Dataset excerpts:
☆ ☆ ☆
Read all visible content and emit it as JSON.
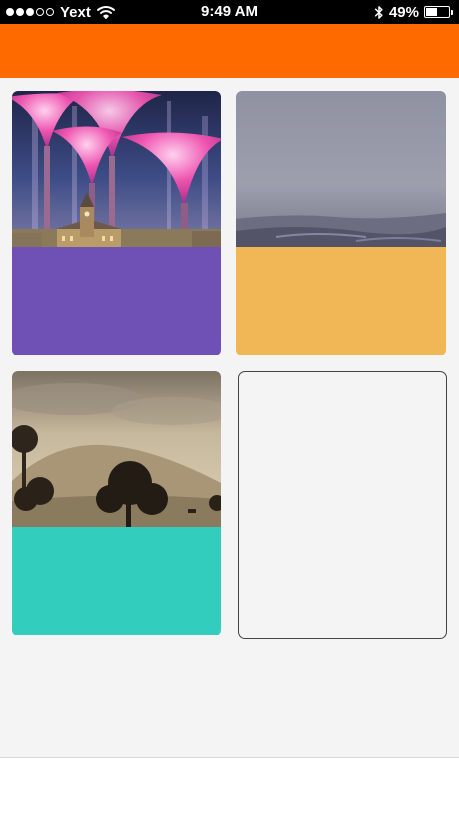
{
  "status_bar": {
    "signal_dots_filled": 3,
    "signal_dots_total": 5,
    "carrier": "Yext",
    "time": "9:49 AM",
    "battery_percent": "49%",
    "battery_level": 0.49,
    "icons": [
      "signal-dots",
      "wifi-icon",
      "bluetooth-icon",
      "battery-icon"
    ]
  },
  "colors": {
    "header": "#ff6a00",
    "background": "#f4f4f4",
    "card1_footer": "#6f50b5",
    "card2_footer": "#f1b757",
    "card3_footer": "#33cdbd"
  },
  "cards": [
    {
      "image": "pink canopy structures over a clock-tower building at dusk",
      "footer_color": "#6f50b5"
    },
    {
      "image": "foggy grey sea horizon",
      "footer_color": "#f1b757"
    },
    {
      "image": "sepia landscape of a grassy hill with oak trees",
      "footer_color": "#33cdbd"
    },
    {
      "image": "",
      "footer_color": ""
    }
  ]
}
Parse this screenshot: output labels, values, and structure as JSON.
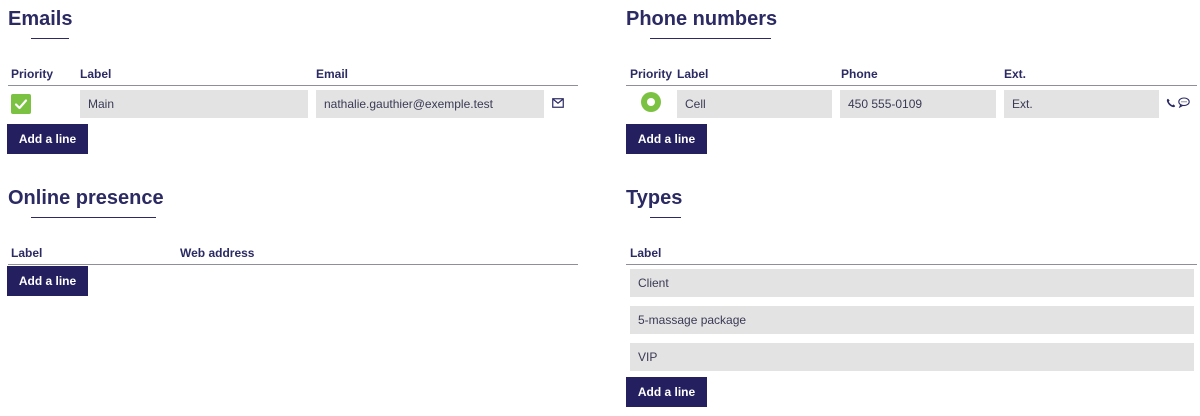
{
  "emails": {
    "title": "Emails",
    "headers": {
      "priority": "Priority",
      "label": "Label",
      "email": "Email"
    },
    "rows": [
      {
        "priority_checked": true,
        "label": "Main",
        "email": "nathalie.gauthier@exemple.test",
        "icon": "envelope-icon"
      }
    ],
    "add_button": "Add a line"
  },
  "phones": {
    "title": "Phone numbers",
    "headers": {
      "priority": "Priority",
      "label": "Label",
      "phone": "Phone",
      "ext": "Ext."
    },
    "rows": [
      {
        "priority_selected": true,
        "label": "Cell",
        "phone": "450 555-0109",
        "ext": "Ext.",
        "icons": [
          "phone-icon",
          "chat-bubble-icon"
        ]
      }
    ],
    "add_button": "Add a line"
  },
  "online": {
    "title": "Online presence",
    "headers": {
      "label": "Label",
      "web_address": "Web address"
    },
    "rows": [],
    "add_button": "Add a line"
  },
  "types": {
    "title": "Types",
    "headers": {
      "label": "Label"
    },
    "rows": [
      "Client",
      "5-massage package",
      "VIP"
    ],
    "add_button": "Add a line"
  },
  "colors": {
    "primary": "#242060",
    "accent_green": "#7cc242",
    "field_bg": "#e3e3e3"
  }
}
☆ ☆ ☆
# What is needed:
Lines of the listing that contain the word "JSON" are to be counted; report only their number.

# Complete response:
2